— Exercise aim —
An exact reproduction of the records is required, with all images left out.

BEGIN Data shown

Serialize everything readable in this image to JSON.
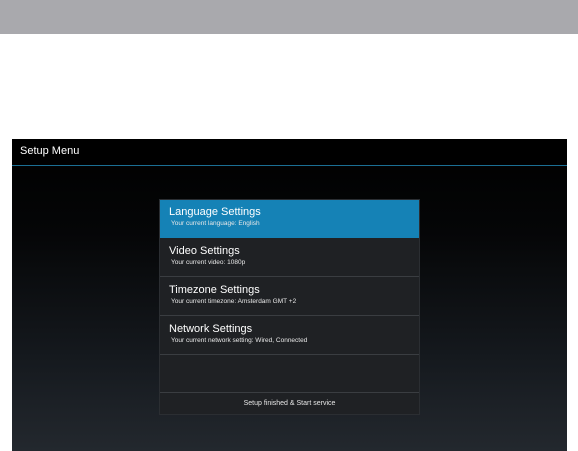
{
  "screen": {
    "title": "Setup Menu"
  },
  "menu": {
    "items": [
      {
        "title": "Language Settings",
        "subtitle": "Your current language: English",
        "selected": true
      },
      {
        "title": "Video Settings",
        "subtitle": "Your current video: 1080p",
        "selected": false
      },
      {
        "title": "Timezone Settings",
        "subtitle": "Your current timezone: Amsterdam GMT +2",
        "selected": false
      },
      {
        "title": "Network Settings",
        "subtitle": "Your current network setting: Wired, Connected",
        "selected": false
      }
    ],
    "finish_label": "Setup finished & Start service"
  },
  "colors": {
    "top_bar": "#a9a9ad",
    "accent": "#1582b6",
    "panel": "#1f2124"
  }
}
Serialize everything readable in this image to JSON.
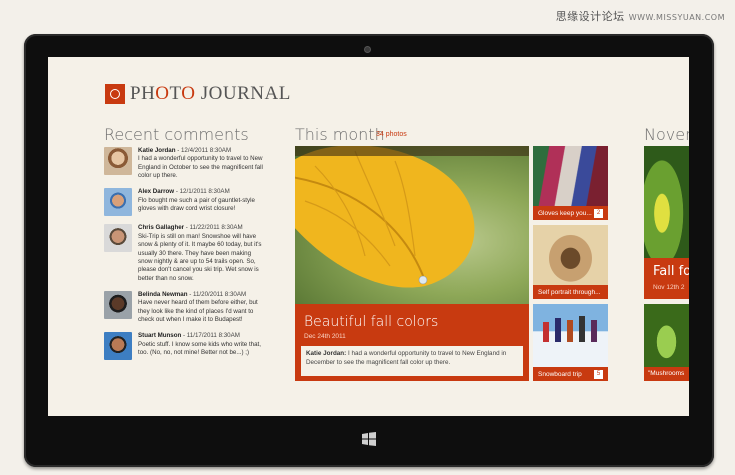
{
  "watermark": {
    "cn": "思缘设计论坛",
    "url": "WWW.MISSYUAN.COM"
  },
  "app": {
    "title_pre": "PH",
    "title_o": "O",
    "title_mid": "T",
    "title_o2": "O",
    "title_post": " JOURNAL"
  },
  "recent": {
    "heading": "Recent comments",
    "items": [
      {
        "name": "Katie Jordan",
        "date": " - 12/4/2011 8:30AM",
        "text": "I had a wonderful opportunity to travel to New England in October to see the magnificent fall color up there."
      },
      {
        "name": "Alex Darrow",
        "date": " - 12/1/2011 8:30AM",
        "text": "Flo bought me such a pair of gauntlet-style gloves with draw cord wrist closure!"
      },
      {
        "name": "Chris Gallagher",
        "date": " - 11/22/2011 8:30AM",
        "text": "Ski-Trip is still on man! Snowshoe will have snow & plenty of it. It maybe 60 today, but it's usually 30 there. They have been making snow nightly & are up to 54 trails open. So, please don't cancel you ski trip. Wet snow is better than no snow."
      },
      {
        "name": "Belinda Newman",
        "date": " - 11/20/2011 8:30AM",
        "text": "Have never heard of them before either, but they look like the kind of places I'd want to check out when I make it to Budapest!"
      },
      {
        "name": "Stuart Munson",
        "date": " - 11/17/2011 8:30AM",
        "text": "Poetic stuff. I know some kids who write that, too. (No, no, not mine! Better not be...) ;)"
      }
    ]
  },
  "month": {
    "heading": "This month",
    "count": "34 photos",
    "feature": {
      "title": "Beautiful fall colors",
      "date": "Dec 24th 2011",
      "comment_name": "Katie Jordan:",
      "comment_text": " I had a wonderful opportunity to travel to New England in December to see the magnificent fall color up there."
    },
    "tiles": [
      {
        "caption": "Gloves keep you...",
        "count": "2"
      },
      {
        "caption": "Self portrait through...",
        "count": ""
      },
      {
        "caption": "Snowboard trip",
        "count": "5"
      }
    ]
  },
  "november": {
    "heading": "Novem",
    "feature_title": "Fall fo",
    "feature_date": "Nov 12th 2",
    "tile_caption": "\"Mushrooms"
  }
}
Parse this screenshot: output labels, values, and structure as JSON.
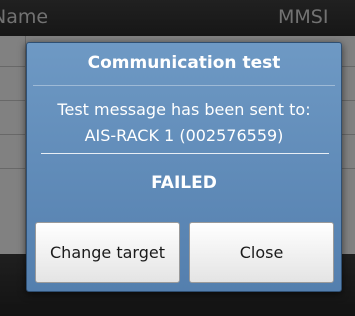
{
  "background_list": {
    "header": {
      "name_label": "Name",
      "mmsi_label": "MMSI"
    }
  },
  "dialog": {
    "title": "Communication test",
    "message_line1": "Test message has been sent to:",
    "message_line2": "AIS-RACK 1 (002576559)",
    "status": "FAILED",
    "buttons": {
      "change_target": "Change target",
      "close": "Close"
    }
  },
  "colors": {
    "dialog_bg": "#6e99c4",
    "button_bg": "#ffffff",
    "header_bg": "#333333"
  }
}
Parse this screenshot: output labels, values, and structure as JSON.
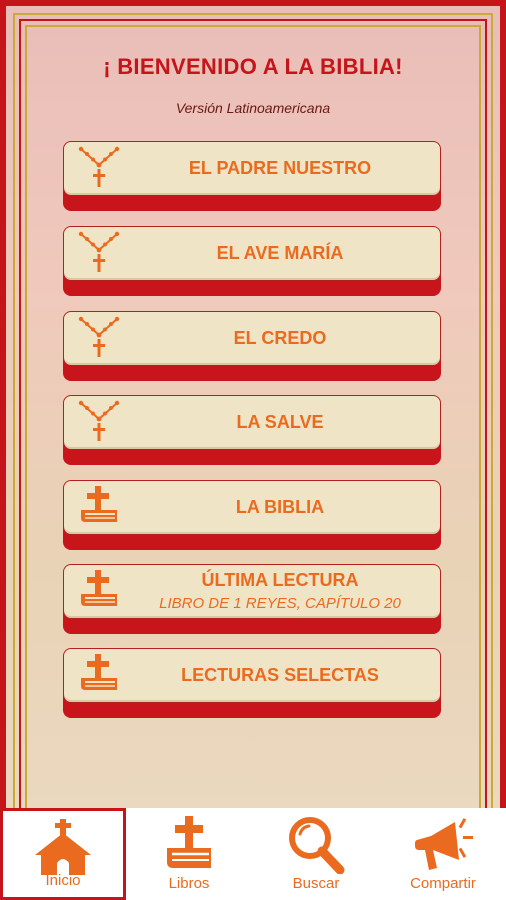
{
  "header": {
    "title": "¡ BIENVENIDO A LA BIBLIA!",
    "subtitle": "Versión Latinoamericana"
  },
  "menu": [
    {
      "id": "padre-nuestro",
      "icon": "rosary-icon",
      "label": "EL PADRE NUESTRO",
      "sublabel": ""
    },
    {
      "id": "ave-maria",
      "icon": "rosary-icon",
      "label": "EL AVE MARÍA",
      "sublabel": ""
    },
    {
      "id": "credo",
      "icon": "rosary-icon",
      "label": "EL CREDO",
      "sublabel": ""
    },
    {
      "id": "salve",
      "icon": "rosary-icon",
      "label": "LA SALVE",
      "sublabel": ""
    },
    {
      "id": "biblia",
      "icon": "bible-icon",
      "label": "LA BIBLIA",
      "sublabel": ""
    },
    {
      "id": "ultima-lectura",
      "icon": "bible-icon",
      "label": "ÚLTIMA LECTURA",
      "sublabel": "LIBRO DE 1 REYES, CAPÍTULO 20"
    },
    {
      "id": "lecturas-selectas",
      "icon": "bible-icon",
      "label": "LECTURAS SELECTAS",
      "sublabel": ""
    }
  ],
  "nav": [
    {
      "id": "inicio",
      "icon": "church-icon",
      "label": "Inicio",
      "active": true
    },
    {
      "id": "libros",
      "icon": "bible-icon",
      "label": "Libros",
      "active": false
    },
    {
      "id": "buscar",
      "icon": "search-icon",
      "label": "Buscar",
      "active": false
    },
    {
      "id": "compartir",
      "icon": "megaphone-icon",
      "label": "Compartir",
      "active": false
    }
  ],
  "colors": {
    "accent": "#ea6b1f",
    "frame_red": "#c5141a",
    "frame_gold": "#c9a93a",
    "button_face": "#efe4c6"
  }
}
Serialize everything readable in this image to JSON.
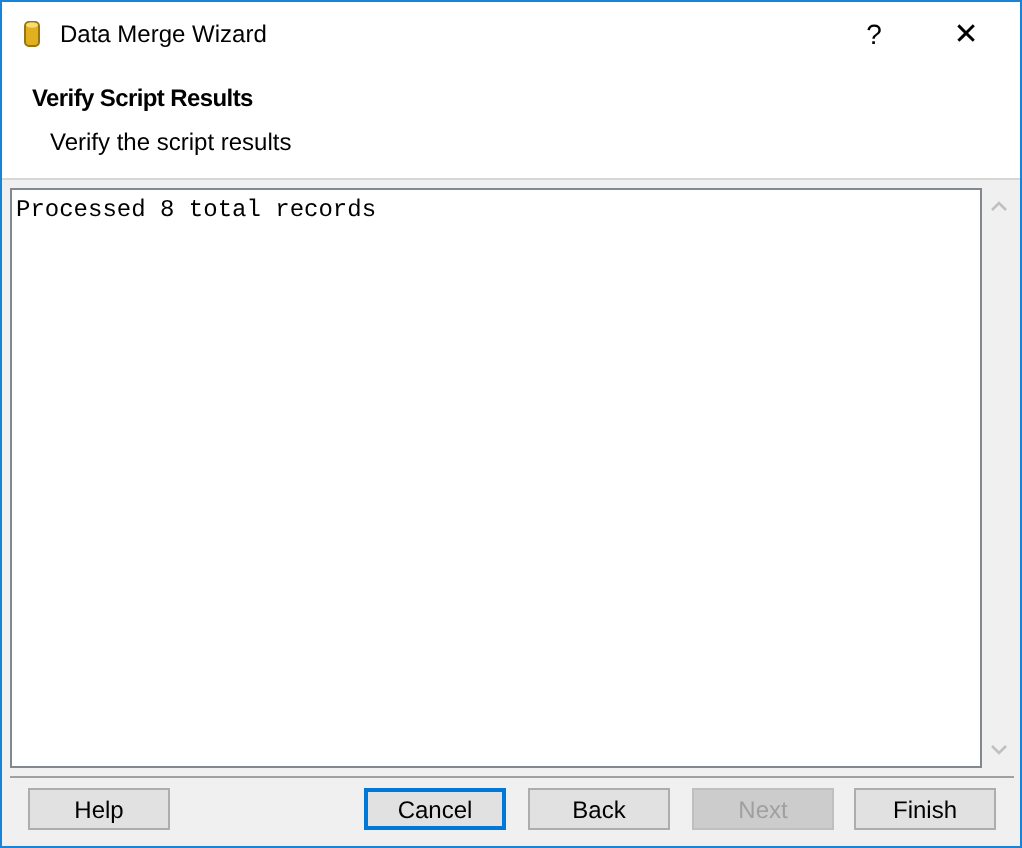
{
  "window": {
    "title": "Data Merge Wizard",
    "help_button": "?",
    "close_button": "✕"
  },
  "header": {
    "title": "Verify Script Results",
    "subtitle": "Verify the script results"
  },
  "output": {
    "text": "Processed 8 total records"
  },
  "left_buttons": [
    {
      "label": "Help",
      "disabled": false,
      "focused": false
    }
  ],
  "right_buttons": [
    {
      "label": "Cancel",
      "disabled": false,
      "focused": true
    },
    {
      "label": "Back",
      "disabled": false,
      "focused": false
    },
    {
      "label": "Next",
      "disabled": true,
      "focused": false
    },
    {
      "label": "Finish",
      "disabled": false,
      "focused": false
    }
  ]
}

END Data shown

— Response to the exercise —
Serialize everything readable in this image to JSON.
{
  "screen": {
    "title": "Setup Menu"
  },
  "menu": {
    "items": [
      {
        "title": "Language Settings",
        "subtitle": "Your current language: English",
        "selected": true
      },
      {
        "title": "Video Settings",
        "subtitle": "Your current video: 1080p",
        "selected": false
      },
      {
        "title": "Timezone Settings",
        "subtitle": "Your current timezone: Amsterdam GMT +2",
        "selected": false
      },
      {
        "title": "Network Settings",
        "subtitle": "Your current network setting: Wired, Connected",
        "selected": false
      }
    ],
    "finish_label": "Setup finished & Start service"
  },
  "colors": {
    "top_bar": "#a9a9ad",
    "accent": "#1582b6",
    "panel": "#1f2124"
  }
}
Serialize everything readable in this image to JSON.
{
  "watermark": {
    "cn": "思缘设计论坛",
    "url": "WWW.MISSYUAN.COM"
  },
  "app": {
    "title_pre": "PH",
    "title_o": "O",
    "title_mid": "T",
    "title_o2": "O",
    "title_post": " JOURNAL"
  },
  "recent": {
    "heading": "Recent comments",
    "items": [
      {
        "name": "Katie Jordan",
        "date": " - 12/4/2011 8:30AM",
        "text": "I had a wonderful opportunity to travel to New England in October to see the magnificent fall color up there."
      },
      {
        "name": "Alex Darrow",
        "date": " - 12/1/2011 8:30AM",
        "text": "Flo bought me such a pair of gauntlet-style gloves with draw cord wrist closure!"
      },
      {
        "name": "Chris Gallagher",
        "date": " - 11/22/2011 8:30AM",
        "text": "Ski-Trip is still on man! Snowshoe will have snow & plenty of it. It maybe 60 today, but it's usually 30 there. They have been making snow nightly & are up to 54 trails open. So, please don't cancel you ski trip. Wet snow is better than no snow."
      },
      {
        "name": "Belinda Newman",
        "date": " - 11/20/2011 8:30AM",
        "text": "Have never heard of them before either, but they look like the kind of places I'd want to check out when I make it to Budapest!"
      },
      {
        "name": "Stuart Munson",
        "date": " - 11/17/2011 8:30AM",
        "text": "Poetic stuff. I know some kids who write that, too. (No, no, not mine! Better not be...) ;)"
      }
    ]
  },
  "month": {
    "heading": "This month",
    "count": "34 photos",
    "feature": {
      "title": "Beautiful fall colors",
      "date": "Dec 24th 2011",
      "comment_name": "Katie Jordan:",
      "comment_text": " I had a wonderful opportunity to travel to New England in December to see the magnificent fall color up there."
    },
    "tiles": [
      {
        "caption": "Gloves keep you...",
        "count": "2"
      },
      {
        "caption": "Self portrait through...",
        "count": ""
      },
      {
        "caption": "Snowboard trip",
        "count": "5"
      }
    ]
  },
  "november": {
    "heading": "Novem",
    "feature_title": "Fall fo",
    "feature_date": "Nov 12th 2",
    "tile_caption": "\"Mushrooms"
  }
}
Parse this screenshot: output labels, values, and structure as JSON.
{
  "background_list": {
    "header": {
      "name_label": "Name",
      "mmsi_label": "MMSI"
    }
  },
  "dialog": {
    "title": "Communication test",
    "message_line1": "Test message has been sent to:",
    "message_line2": "AIS-RACK 1 (002576559)",
    "status": "FAILED",
    "buttons": {
      "change_target": "Change target",
      "close": "Close"
    }
  },
  "colors": {
    "dialog_bg": "#6e99c4",
    "button_bg": "#ffffff",
    "header_bg": "#333333"
  }
}
Parse this screenshot: output labels, values, and structure as JSON.
{
  "header": {
    "title": "¡ BIENVENIDO A LA BIBLIA!",
    "subtitle": "Versión Latinoamericana"
  },
  "menu": [
    {
      "id": "padre-nuestro",
      "icon": "rosary-icon",
      "label": "EL PADRE NUESTRO",
      "sublabel": ""
    },
    {
      "id": "ave-maria",
      "icon": "rosary-icon",
      "label": "EL AVE MARÍA",
      "sublabel": ""
    },
    {
      "id": "credo",
      "icon": "rosary-icon",
      "label": "EL CREDO",
      "sublabel": ""
    },
    {
      "id": "salve",
      "icon": "rosary-icon",
      "label": "LA SALVE",
      "sublabel": ""
    },
    {
      "id": "biblia",
      "icon": "bible-icon",
      "label": "LA BIBLIA",
      "sublabel": ""
    },
    {
      "id": "ultima-lectura",
      "icon": "bible-icon",
      "label": "ÚLTIMA LECTURA",
      "sublabel": "LIBRO DE 1 REYES, CAPÍTULO 20"
    },
    {
      "id": "lecturas-selectas",
      "icon": "bible-icon",
      "label": "LECTURAS SELECTAS",
      "sublabel": ""
    }
  ],
  "nav": [
    {
      "id": "inicio",
      "icon": "church-icon",
      "label": "Inicio",
      "active": true
    },
    {
      "id": "libros",
      "icon": "bible-icon",
      "label": "Libros",
      "active": false
    },
    {
      "id": "buscar",
      "icon": "search-icon",
      "label": "Buscar",
      "active": false
    },
    {
      "id": "compartir",
      "icon": "megaphone-icon",
      "label": "Compartir",
      "active": false
    }
  ],
  "colors": {
    "accent": "#ea6b1f",
    "frame_red": "#c5141a",
    "frame_gold": "#c9a93a",
    "button_face": "#efe4c6"
  }
}
Serialize everything readable in this image to JSON.
{
  "window": {
    "title": "Data Merge Wizard",
    "help_button": "?",
    "close_button": "✕"
  },
  "header": {
    "title": "Verify Script Results",
    "subtitle": "Verify the script results"
  },
  "output": {
    "text": "Processed 8 total records"
  },
  "left_buttons": [
    {
      "label": "Help",
      "disabled": false,
      "focused": false
    }
  ],
  "right_buttons": [
    {
      "label": "Cancel",
      "disabled": false,
      "focused": true
    },
    {
      "label": "Back",
      "disabled": false,
      "focused": false
    },
    {
      "label": "Next",
      "disabled": true,
      "focused": false
    },
    {
      "label": "Finish",
      "disabled": false,
      "focused": false
    }
  ]
}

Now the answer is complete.